▸ **Source material**:
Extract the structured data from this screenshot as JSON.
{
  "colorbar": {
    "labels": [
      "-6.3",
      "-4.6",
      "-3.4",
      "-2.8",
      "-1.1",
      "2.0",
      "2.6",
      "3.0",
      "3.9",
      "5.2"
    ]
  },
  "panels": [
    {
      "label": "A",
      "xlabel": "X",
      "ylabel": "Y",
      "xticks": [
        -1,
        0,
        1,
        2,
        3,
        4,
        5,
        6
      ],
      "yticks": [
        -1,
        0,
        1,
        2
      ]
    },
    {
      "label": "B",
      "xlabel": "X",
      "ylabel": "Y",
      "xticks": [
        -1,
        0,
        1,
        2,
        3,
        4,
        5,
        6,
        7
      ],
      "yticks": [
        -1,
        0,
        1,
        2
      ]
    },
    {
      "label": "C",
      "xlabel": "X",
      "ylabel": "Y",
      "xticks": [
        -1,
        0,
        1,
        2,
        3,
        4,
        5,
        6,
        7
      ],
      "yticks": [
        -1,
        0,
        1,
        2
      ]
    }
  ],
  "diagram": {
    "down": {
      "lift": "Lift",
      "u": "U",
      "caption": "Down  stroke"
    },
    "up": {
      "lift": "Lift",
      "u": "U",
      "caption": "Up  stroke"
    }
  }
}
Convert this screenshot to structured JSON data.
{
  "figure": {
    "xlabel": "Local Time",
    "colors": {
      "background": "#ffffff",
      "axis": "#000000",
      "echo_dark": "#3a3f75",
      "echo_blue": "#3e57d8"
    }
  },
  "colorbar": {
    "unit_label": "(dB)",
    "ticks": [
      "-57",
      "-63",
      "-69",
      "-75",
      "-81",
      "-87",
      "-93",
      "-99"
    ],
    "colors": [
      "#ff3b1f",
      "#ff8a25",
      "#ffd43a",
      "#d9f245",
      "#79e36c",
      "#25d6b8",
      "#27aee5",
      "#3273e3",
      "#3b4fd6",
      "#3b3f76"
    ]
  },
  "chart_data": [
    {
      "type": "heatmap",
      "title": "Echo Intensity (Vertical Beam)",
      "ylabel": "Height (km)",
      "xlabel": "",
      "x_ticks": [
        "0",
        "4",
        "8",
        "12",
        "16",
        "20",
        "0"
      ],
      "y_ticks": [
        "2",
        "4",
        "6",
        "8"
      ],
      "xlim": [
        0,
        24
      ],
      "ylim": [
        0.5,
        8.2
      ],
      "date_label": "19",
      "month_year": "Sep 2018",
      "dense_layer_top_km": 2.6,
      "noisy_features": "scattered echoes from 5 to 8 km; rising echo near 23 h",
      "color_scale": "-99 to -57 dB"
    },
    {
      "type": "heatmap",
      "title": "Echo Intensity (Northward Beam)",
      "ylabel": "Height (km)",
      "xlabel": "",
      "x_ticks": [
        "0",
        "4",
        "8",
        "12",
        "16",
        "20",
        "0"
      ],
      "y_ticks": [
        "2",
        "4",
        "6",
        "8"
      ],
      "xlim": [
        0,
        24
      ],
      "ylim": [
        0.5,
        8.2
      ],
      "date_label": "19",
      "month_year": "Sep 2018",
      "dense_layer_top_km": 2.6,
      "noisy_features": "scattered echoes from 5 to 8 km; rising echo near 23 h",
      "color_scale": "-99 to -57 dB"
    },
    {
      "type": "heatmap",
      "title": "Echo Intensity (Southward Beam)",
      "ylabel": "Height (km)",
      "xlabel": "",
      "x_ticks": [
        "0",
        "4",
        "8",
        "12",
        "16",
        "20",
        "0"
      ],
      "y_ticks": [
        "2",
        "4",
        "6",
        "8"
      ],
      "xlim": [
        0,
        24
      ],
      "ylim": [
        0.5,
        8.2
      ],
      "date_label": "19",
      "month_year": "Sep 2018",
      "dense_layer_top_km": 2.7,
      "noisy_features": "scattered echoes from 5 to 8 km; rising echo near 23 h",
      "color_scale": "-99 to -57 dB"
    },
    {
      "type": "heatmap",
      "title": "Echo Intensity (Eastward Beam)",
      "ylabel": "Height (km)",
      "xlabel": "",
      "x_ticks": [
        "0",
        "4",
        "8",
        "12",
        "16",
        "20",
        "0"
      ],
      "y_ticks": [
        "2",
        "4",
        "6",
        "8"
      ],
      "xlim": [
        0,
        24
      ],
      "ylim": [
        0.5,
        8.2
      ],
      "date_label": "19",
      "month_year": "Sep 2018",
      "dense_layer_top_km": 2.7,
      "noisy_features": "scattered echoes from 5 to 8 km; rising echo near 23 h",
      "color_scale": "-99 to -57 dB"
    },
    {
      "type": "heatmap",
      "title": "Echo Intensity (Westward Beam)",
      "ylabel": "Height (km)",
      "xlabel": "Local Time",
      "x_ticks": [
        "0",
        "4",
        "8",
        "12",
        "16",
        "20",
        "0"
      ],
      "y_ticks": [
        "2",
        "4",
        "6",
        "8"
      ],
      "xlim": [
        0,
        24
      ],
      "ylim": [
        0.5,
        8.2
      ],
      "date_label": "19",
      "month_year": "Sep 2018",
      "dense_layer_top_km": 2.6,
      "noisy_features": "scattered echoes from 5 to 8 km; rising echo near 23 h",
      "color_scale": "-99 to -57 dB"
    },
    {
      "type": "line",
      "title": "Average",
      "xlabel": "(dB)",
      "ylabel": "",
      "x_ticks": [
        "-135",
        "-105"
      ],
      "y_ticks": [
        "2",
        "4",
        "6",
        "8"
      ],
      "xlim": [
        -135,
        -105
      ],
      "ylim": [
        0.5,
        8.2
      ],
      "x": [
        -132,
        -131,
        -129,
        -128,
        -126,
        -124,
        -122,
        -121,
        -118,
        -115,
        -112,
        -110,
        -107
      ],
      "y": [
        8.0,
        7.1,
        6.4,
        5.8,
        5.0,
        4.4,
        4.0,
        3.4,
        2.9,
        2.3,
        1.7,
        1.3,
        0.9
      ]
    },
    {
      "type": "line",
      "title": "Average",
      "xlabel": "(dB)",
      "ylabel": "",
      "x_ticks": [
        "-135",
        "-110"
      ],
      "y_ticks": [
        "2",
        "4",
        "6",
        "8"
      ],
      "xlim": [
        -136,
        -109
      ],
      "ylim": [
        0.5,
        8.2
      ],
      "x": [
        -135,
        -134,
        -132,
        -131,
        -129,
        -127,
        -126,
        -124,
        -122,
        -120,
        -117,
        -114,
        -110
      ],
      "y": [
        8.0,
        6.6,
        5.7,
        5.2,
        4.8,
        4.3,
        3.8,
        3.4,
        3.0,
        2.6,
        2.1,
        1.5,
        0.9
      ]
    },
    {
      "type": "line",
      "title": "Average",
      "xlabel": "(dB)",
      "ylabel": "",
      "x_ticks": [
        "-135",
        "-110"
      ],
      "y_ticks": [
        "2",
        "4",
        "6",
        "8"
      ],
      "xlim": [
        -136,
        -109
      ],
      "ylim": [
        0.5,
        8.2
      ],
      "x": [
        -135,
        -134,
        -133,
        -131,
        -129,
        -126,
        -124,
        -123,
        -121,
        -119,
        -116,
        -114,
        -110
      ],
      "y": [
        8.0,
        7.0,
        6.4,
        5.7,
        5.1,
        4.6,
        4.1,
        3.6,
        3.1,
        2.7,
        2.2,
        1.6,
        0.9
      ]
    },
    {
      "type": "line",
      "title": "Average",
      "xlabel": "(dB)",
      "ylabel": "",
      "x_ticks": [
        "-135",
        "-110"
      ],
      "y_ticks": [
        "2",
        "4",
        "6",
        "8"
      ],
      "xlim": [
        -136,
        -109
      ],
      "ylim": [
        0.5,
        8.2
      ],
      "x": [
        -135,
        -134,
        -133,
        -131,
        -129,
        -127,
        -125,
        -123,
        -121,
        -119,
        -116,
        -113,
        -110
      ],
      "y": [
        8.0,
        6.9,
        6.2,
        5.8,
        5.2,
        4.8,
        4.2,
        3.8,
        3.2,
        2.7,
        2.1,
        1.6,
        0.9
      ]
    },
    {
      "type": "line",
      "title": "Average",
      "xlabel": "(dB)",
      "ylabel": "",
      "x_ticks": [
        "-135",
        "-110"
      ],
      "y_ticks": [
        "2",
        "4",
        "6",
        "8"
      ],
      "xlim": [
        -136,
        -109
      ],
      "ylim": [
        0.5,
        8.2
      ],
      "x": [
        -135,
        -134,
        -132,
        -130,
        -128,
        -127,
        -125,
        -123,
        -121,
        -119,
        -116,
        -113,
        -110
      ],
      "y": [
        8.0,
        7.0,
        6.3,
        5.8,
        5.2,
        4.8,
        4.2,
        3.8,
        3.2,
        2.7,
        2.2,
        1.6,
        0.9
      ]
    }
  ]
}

▸ **Objective**:
Find the word "structured" in the records and pull out each line that has it.

▸ **Solution to this exercise**:
Extract the structured data from this screenshot as JSON.
Convert this screenshot to structured JSON data.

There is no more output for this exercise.